## [Stated problem]
Copy every line of the data that contains the string "Justice".

--*--

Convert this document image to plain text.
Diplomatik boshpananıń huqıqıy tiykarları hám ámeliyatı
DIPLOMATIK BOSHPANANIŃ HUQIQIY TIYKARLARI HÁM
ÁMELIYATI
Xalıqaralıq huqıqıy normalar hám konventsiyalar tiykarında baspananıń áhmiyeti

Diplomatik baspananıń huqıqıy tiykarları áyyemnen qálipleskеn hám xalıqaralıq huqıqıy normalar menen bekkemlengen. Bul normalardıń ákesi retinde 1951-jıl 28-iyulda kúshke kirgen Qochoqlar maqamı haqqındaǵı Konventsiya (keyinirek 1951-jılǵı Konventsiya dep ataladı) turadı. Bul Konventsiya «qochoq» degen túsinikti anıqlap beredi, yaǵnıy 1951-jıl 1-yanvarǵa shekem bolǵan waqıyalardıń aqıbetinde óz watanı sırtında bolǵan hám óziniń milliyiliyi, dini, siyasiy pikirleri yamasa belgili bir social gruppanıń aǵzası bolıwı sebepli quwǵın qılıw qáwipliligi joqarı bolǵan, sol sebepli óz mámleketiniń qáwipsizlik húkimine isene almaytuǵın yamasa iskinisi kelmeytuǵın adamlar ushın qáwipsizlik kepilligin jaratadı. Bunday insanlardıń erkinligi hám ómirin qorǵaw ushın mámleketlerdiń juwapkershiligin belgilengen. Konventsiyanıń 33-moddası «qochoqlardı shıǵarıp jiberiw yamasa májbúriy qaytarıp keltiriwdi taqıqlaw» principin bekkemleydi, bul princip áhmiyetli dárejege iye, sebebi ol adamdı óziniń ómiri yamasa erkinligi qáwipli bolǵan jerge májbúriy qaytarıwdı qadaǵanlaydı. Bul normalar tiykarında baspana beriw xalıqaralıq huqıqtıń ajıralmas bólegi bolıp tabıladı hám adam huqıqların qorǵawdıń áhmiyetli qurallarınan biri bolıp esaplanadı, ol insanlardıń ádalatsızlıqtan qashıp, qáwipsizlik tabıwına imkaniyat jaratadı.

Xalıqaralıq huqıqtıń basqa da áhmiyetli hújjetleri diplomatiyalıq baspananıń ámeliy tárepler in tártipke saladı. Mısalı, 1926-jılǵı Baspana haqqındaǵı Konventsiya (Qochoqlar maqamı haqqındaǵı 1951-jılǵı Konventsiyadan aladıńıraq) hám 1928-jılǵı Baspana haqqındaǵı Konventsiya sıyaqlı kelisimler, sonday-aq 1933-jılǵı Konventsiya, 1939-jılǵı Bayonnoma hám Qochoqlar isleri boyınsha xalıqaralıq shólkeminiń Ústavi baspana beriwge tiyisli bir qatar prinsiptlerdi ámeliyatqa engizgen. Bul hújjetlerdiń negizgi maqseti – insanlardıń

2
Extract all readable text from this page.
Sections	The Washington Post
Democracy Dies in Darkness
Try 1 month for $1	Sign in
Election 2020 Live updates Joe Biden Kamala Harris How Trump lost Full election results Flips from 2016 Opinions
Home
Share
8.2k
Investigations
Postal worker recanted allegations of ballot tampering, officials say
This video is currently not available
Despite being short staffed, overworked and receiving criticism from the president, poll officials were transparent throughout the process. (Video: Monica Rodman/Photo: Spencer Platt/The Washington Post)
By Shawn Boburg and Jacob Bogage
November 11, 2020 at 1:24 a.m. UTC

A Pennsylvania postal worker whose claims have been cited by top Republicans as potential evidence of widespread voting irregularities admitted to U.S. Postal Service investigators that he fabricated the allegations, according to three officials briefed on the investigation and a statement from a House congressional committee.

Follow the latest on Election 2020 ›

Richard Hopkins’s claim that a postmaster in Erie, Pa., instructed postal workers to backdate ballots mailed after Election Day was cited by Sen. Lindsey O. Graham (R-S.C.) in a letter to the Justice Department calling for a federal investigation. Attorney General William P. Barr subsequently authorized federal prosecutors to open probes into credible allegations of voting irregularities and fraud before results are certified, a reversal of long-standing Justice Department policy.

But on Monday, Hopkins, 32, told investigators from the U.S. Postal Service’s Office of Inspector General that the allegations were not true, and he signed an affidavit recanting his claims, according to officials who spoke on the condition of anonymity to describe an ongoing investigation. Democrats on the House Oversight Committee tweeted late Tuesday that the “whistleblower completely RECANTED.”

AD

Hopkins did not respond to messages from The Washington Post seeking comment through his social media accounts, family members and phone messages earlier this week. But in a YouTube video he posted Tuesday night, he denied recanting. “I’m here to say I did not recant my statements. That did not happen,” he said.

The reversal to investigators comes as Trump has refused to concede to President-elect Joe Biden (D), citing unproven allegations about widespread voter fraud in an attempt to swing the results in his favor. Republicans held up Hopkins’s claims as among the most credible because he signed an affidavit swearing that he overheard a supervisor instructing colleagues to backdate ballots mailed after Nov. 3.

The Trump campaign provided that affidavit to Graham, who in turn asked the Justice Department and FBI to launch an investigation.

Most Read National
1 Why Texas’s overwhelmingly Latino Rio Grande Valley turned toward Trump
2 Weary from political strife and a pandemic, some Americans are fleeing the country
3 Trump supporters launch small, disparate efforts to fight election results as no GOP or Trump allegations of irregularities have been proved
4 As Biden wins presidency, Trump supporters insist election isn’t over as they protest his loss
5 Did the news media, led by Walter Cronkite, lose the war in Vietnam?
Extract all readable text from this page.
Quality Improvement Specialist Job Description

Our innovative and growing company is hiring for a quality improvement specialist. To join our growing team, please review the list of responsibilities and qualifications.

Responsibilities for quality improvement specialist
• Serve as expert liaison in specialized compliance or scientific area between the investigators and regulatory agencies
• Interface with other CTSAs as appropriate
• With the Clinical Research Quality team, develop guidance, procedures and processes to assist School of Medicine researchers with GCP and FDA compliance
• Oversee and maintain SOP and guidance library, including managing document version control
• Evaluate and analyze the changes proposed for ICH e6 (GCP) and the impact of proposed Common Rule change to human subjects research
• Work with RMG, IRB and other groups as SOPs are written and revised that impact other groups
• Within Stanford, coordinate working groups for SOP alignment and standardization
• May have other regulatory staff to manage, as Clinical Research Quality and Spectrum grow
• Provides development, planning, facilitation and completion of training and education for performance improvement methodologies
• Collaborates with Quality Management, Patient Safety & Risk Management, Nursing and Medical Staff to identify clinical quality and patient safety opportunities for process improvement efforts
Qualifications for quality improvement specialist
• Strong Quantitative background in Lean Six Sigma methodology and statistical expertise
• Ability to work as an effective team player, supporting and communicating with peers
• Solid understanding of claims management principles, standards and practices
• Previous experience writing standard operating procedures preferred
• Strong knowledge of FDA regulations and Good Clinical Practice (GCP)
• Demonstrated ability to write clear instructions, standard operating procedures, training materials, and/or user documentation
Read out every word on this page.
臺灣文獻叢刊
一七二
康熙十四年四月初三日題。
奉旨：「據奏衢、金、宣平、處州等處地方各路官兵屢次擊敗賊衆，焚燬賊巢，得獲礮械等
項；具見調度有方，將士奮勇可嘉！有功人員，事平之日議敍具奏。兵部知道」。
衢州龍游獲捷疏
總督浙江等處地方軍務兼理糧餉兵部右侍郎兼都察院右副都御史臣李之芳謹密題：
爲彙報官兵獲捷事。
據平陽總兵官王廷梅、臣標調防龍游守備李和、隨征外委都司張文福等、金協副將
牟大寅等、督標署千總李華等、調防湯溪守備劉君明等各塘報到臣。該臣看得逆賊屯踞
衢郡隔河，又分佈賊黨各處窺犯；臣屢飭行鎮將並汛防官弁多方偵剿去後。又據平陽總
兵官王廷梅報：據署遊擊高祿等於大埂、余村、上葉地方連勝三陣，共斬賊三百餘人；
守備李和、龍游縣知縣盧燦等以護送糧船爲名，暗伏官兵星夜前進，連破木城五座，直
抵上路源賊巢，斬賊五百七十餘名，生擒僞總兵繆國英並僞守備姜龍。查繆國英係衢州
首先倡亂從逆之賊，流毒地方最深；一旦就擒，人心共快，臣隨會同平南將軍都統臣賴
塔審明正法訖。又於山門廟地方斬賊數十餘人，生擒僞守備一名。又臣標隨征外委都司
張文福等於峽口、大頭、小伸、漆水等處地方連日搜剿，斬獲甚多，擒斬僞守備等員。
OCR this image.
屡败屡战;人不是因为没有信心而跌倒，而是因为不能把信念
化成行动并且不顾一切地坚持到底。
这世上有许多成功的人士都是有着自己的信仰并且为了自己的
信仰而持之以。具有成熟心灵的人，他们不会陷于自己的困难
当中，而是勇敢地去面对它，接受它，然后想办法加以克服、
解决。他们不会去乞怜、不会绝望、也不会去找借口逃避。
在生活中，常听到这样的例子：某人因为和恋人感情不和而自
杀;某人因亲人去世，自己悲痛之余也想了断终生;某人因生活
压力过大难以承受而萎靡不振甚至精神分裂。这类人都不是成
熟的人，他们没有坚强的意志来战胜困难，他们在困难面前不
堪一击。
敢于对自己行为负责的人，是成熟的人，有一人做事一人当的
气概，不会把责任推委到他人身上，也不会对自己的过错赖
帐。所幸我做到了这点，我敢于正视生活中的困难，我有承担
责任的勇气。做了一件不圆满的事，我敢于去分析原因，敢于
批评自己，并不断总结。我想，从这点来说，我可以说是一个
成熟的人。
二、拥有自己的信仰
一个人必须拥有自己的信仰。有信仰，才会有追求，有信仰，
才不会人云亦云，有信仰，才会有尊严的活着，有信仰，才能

--*--

## [Written solution]
Richard Hopkins’s claim that a postmaster in Erie, Pa., instructed postal workers to backdate ballots mailed after Election Day was cited by Sen. Lindsey O. Graham (R-S.C.) in a letter to the Justice Department calling for a federal investigation. Attorney General William P. Barr subsequently authorized federal prosecutors to open probes into credible allegations of voting irregularities and fraud before results are certified, a reversal of long-standing Justice Department policy.
The Trump campaign provided that affidavit to Graham, who in turn asked the Justice Department and FBI to launch an investigation.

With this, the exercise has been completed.